EXERCISE GOAL: Extract each line of the material that follows exactly and omit its pictures.

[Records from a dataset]
+++++
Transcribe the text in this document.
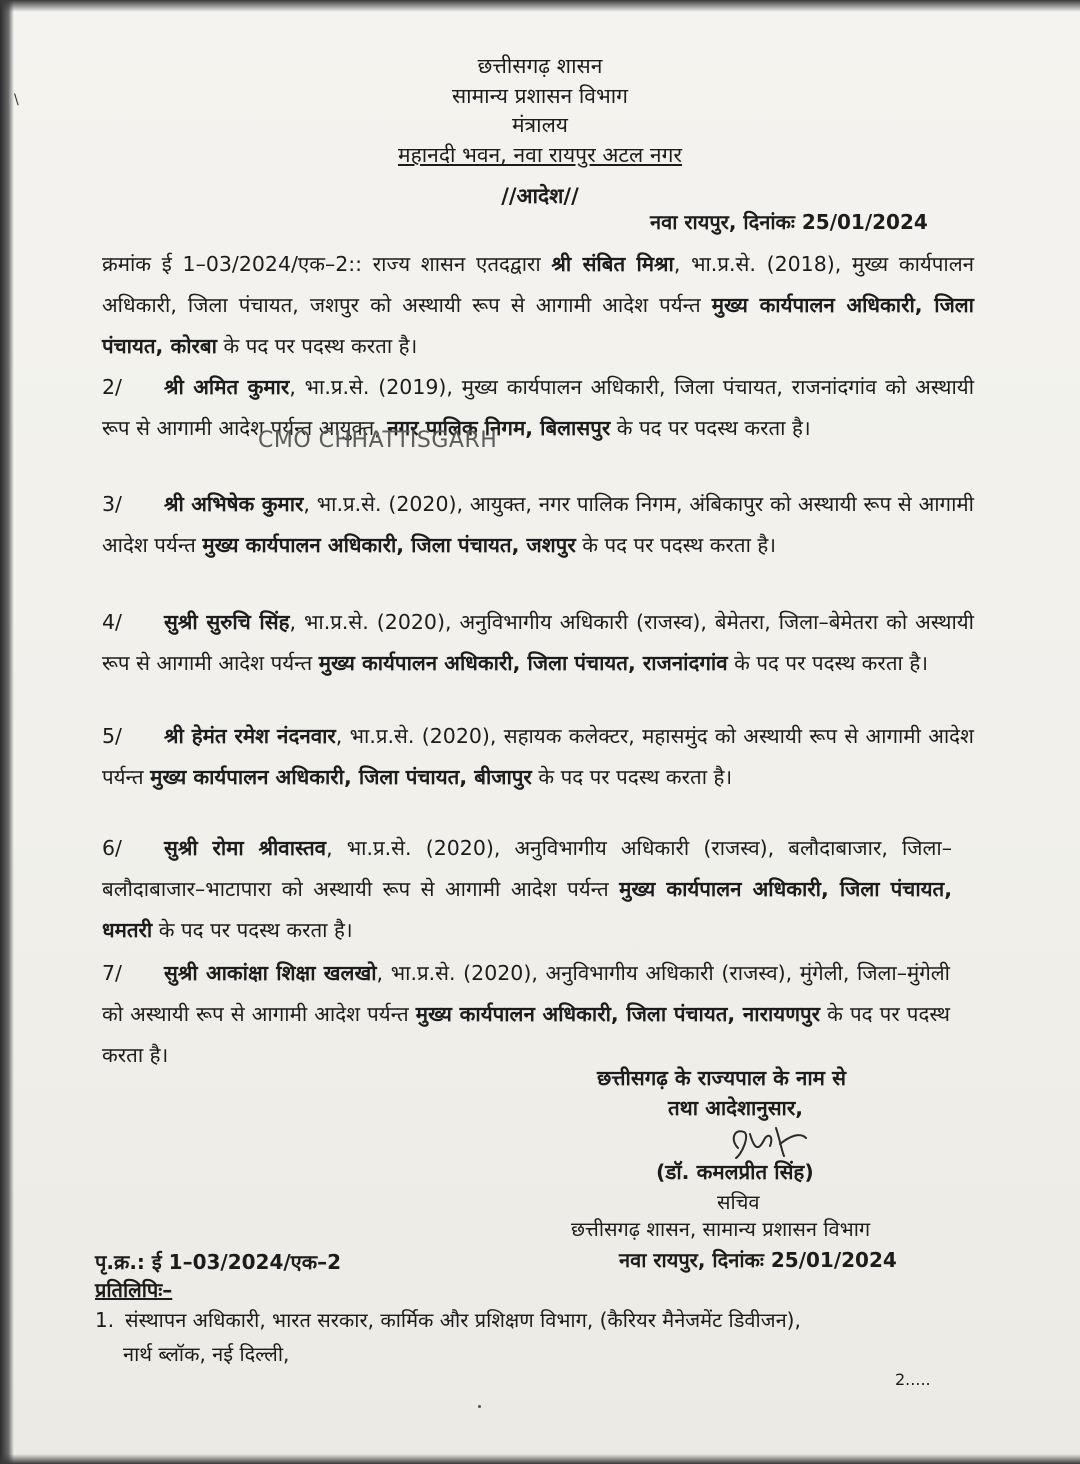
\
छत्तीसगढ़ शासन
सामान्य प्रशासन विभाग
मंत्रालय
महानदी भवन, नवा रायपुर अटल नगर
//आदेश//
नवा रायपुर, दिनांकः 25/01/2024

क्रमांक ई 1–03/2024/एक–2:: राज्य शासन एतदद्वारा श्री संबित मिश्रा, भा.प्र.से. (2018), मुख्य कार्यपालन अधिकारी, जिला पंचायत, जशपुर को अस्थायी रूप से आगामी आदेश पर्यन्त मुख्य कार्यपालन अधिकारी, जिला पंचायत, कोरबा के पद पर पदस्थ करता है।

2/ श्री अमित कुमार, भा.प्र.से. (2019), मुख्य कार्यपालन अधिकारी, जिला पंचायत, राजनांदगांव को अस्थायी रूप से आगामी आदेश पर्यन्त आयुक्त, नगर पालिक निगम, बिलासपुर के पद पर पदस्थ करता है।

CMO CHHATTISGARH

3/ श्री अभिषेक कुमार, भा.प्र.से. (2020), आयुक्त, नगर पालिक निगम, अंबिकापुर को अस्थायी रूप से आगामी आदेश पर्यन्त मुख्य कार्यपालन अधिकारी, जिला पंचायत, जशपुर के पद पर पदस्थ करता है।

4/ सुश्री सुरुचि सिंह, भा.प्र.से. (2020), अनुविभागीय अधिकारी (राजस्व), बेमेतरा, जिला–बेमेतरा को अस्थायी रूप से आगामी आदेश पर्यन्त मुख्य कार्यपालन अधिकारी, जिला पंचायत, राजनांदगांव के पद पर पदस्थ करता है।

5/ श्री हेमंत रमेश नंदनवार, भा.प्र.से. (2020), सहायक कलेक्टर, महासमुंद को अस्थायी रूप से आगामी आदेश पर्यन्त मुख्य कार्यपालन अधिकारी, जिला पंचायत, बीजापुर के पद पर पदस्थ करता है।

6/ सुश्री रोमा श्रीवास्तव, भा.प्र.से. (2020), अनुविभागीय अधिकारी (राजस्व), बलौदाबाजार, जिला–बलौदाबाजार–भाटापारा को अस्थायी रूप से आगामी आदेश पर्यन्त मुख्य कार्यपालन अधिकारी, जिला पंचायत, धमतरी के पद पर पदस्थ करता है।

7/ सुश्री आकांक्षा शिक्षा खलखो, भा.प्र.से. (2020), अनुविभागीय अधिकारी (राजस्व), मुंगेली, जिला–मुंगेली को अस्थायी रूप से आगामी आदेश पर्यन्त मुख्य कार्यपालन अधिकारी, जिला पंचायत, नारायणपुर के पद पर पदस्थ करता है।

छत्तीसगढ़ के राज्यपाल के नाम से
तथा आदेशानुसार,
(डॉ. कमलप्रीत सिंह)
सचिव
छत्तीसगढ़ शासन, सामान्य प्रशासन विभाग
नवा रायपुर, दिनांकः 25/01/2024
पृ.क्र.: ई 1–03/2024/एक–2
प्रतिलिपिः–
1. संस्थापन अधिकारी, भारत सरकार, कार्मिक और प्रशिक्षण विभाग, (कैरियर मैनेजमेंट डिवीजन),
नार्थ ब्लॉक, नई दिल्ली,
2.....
+++++
ANSWER BELOW:
Transcribe the text in this document.
\
छत्तीसगढ़ शासन
सामान्य प्रशासन विभाग
मंत्रालय
महानदी भवन, नवा रायपुर अटल नगर
//आदेश//
नवा रायपुर, दिनांकः 25/01/2024

क्रमांक ई 1–03/2024/एक–2:: राज्य शासन एतदद्वारा श्री संबित मिश्रा, भा.प्र.से. (2018), मुख्य कार्यपालन अधिकारी, जिला पंचायत, जशपुर को अस्थायी रूप से आगामी आदेश पर्यन्त मुख्य कार्यपालन अधिकारी, जिला पंचायत, कोरबा के पद पर पदस्थ करता है।

2/ श्री अमित कुमार, भा.प्र.से. (2019), मुख्य कार्यपालन अधिकारी, जिला पंचायत, राजनांदगांव को अस्थायी रूप से आगामी आदेश पर्यन्त आयुक्त, नगर पालिक निगम, बिलासपुर के पद पर पदस्थ करता है।

CMO CHHATTISGARH

3/ श्री अभिषेक कुमार, भा.प्र.से. (2020), आयुक्त, नगर पालिक निगम, अंबिकापुर को अस्थायी रूप से आगामी आदेश पर्यन्त मुख्य कार्यपालन अधिकारी, जिला पंचायत, जशपुर के पद पर पदस्थ करता है।

4/ सुश्री सुरुचि सिंह, भा.प्र.से. (2020), अनुविभागीय अधिकारी (राजस्व), बेमेतरा, जिला–बेमेतरा को अस्थायी रूप से आगामी आदेश पर्यन्त मुख्य कार्यपालन अधिकारी, जिला पंचायत, राजनांदगांव के पद पर पदस्थ करता है।

5/ श्री हेमंत रमेश नंदनवार, भा.प्र.से. (2020), सहायक कलेक्टर, महासमुंद को अस्थायी रूप से आगामी आदेश पर्यन्त मुख्य कार्यपालन अधिकारी, जिला पंचायत, बीजापुर के पद पर पदस्थ करता है।

6/ सुश्री रोमा श्रीवास्तव, भा.प्र.से. (2020), अनुविभागीय अधिकारी (राजस्व), बलौदाबाजार, जिला–बलौदाबाजार–भाटापारा को अस्थायी रूप से आगामी आदेश पर्यन्त मुख्य कार्यपालन अधिकारी, जिला पंचायत, धमतरी के पद पर पदस्थ करता है।

7/ सुश्री आकांक्षा शिक्षा खलखो, भा.प्र.से. (2020), अनुविभागीय अधिकारी (राजस्व), मुंगेली, जिला–मुंगेली को अस्थायी रूप से आगामी आदेश पर्यन्त मुख्य कार्यपालन अधिकारी, जिला पंचायत, नारायणपुर के पद पर पदस्थ करता है।

छत्तीसगढ़ के राज्यपाल के नाम से
तथा आदेशानुसार,
(डॉ. कमलप्रीत सिंह)
सचिव
छत्तीसगढ़ शासन, सामान्य प्रशासन विभाग
नवा रायपुर, दिनांकः 25/01/2024
पृ.क्र.: ई 1–03/2024/एक–2
प्रतिलिपिः–
1. संस्थापन अधिकारी, भारत सरकार, कार्मिक और प्रशिक्षण विभाग, (कैरियर मैनेजमेंट डिवीजन),
नार्थ ब्लॉक, नई दिल्ली,
2.....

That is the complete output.